What you will do:
Without changing a single character, copy every record below.
*** Records for processing ***
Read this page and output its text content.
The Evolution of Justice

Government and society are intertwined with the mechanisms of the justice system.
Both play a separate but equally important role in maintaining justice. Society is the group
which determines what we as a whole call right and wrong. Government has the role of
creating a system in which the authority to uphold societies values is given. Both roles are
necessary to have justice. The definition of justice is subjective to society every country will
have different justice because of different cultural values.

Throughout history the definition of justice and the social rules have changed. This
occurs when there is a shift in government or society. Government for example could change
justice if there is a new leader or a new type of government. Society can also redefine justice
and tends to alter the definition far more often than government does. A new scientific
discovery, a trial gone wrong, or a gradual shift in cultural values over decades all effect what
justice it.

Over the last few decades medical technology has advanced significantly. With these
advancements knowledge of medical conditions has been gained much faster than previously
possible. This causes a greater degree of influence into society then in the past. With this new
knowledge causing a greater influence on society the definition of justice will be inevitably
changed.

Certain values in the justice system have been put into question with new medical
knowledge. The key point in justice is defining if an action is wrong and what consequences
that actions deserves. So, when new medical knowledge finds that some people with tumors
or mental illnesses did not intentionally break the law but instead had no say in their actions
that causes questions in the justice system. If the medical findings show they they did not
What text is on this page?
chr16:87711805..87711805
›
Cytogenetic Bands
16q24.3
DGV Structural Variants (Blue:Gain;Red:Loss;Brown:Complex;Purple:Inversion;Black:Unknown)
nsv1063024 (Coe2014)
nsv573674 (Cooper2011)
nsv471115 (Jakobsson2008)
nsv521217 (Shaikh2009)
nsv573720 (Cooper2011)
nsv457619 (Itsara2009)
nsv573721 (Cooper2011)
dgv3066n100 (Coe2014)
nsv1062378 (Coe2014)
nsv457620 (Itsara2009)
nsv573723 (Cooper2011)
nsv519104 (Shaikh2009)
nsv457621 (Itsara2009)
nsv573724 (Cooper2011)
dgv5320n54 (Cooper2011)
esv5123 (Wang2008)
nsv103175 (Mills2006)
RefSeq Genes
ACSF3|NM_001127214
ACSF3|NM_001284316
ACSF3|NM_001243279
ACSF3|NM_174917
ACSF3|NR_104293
***
Answer to the exercise:
Read this page and output its text content.
The Evolution of Justice

Government and society are intertwined with the mechanisms of the justice system.
Both play a separate but equally important role in maintaining justice. Society is the group
which determines what we as a whole call right and wrong. Government has the role of
creating a system in which the authority to uphold societies values is given. Both roles are
necessary to have justice. The definition of justice is subjective to society every country will
have different justice because of different cultural values.

Throughout history the definition of justice and the social rules have changed. This
occurs when there is a shift in government or society. Government for example could change
justice if there is a new leader or a new type of government. Society can also redefine justice
and tends to alter the definition far more often than government does. A new scientific
discovery, a trial gone wrong, or a gradual shift in cultural values over decades all effect what
justice it.

Over the last few decades medical technology has advanced significantly. With these
advancements knowledge of medical conditions has been gained much faster than previously
possible. This causes a greater degree of influence into society then in the past. With this new
knowledge causing a greater influence on society the definition of justice will be inevitably
changed.

Certain values in the justice system have been put into question with new medical
knowledge. The key point in justice is defining if an action is wrong and what consequences
that actions deserves. So, when new medical knowledge finds that some people with tumors
or mental illnesses did not intentionally break the law but instead had no say in their actions
that causes questions in the justice system. If the medical findings show they they did not
What text is on this page?
chr16:87711805..87711805
›
Cytogenetic Bands
16q24.3
DGV Structural Variants (Blue:Gain;Red:Loss;Brown:Complex;Purple:Inversion;Black:Unknown)
nsv1063024 (Coe2014)
nsv573674 (Cooper2011)
nsv471115 (Jakobsson2008)
nsv521217 (Shaikh2009)
nsv573720 (Cooper2011)
nsv457619 (Itsara2009)
nsv573721 (Cooper2011)
dgv3066n100 (Coe2014)
nsv1062378 (Coe2014)
nsv457620 (Itsara2009)
nsv573723 (Cooper2011)
nsv519104 (Shaikh2009)
nsv457621 (Itsara2009)
nsv573724 (Cooper2011)
dgv5320n54 (Cooper2011)
esv5123 (Wang2008)
nsv103175 (Mills2006)
RefSeq Genes
ACSF3|NM_001127214
ACSF3|NM_001284316
ACSF3|NM_001243279
ACSF3|NM_174917
ACSF3|NR_104293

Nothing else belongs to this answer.